Exercise prompt :: Examine the material below and count the lines that hold the word "下列说法正确的是". Report only the number.
** Start of Input records **
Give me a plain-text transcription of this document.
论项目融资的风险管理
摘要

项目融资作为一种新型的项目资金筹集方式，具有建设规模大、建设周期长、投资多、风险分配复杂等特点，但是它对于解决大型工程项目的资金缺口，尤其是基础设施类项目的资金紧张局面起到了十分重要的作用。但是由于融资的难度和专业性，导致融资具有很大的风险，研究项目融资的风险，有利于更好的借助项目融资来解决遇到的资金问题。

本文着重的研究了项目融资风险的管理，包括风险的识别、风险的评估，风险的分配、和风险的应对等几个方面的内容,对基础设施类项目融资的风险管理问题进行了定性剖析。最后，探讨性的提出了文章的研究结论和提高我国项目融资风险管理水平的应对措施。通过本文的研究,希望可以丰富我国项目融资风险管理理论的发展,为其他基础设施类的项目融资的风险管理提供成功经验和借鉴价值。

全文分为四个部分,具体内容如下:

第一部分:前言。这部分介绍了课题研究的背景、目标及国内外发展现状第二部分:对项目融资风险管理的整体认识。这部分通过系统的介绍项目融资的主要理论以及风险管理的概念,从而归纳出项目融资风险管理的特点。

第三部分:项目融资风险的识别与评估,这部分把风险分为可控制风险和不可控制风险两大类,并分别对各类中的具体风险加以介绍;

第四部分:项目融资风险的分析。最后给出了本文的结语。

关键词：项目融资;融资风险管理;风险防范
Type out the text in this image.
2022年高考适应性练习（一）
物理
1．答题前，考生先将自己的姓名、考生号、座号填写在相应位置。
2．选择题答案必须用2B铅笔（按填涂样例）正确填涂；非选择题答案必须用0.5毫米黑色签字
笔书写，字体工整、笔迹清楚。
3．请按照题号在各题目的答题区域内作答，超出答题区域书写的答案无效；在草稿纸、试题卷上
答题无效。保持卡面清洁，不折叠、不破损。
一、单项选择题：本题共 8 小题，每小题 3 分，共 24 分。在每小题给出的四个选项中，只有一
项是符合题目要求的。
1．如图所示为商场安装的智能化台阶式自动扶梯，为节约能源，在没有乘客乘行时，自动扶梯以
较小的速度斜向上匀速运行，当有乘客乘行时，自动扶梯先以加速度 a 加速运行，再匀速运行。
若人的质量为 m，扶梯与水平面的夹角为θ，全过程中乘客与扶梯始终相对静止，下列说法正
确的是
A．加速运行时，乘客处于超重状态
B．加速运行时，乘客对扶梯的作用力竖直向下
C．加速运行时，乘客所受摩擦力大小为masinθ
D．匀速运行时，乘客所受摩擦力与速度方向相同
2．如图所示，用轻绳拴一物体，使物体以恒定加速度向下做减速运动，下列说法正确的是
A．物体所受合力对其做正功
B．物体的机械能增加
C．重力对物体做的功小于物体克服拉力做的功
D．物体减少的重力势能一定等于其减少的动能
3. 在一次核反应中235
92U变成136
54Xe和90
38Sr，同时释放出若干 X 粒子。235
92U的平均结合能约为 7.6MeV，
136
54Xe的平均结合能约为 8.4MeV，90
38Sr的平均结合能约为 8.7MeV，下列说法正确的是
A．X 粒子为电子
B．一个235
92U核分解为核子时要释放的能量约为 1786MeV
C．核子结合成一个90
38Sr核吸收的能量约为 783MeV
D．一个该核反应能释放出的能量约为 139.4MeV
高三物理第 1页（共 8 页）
** End of Input records **
Final result :: 2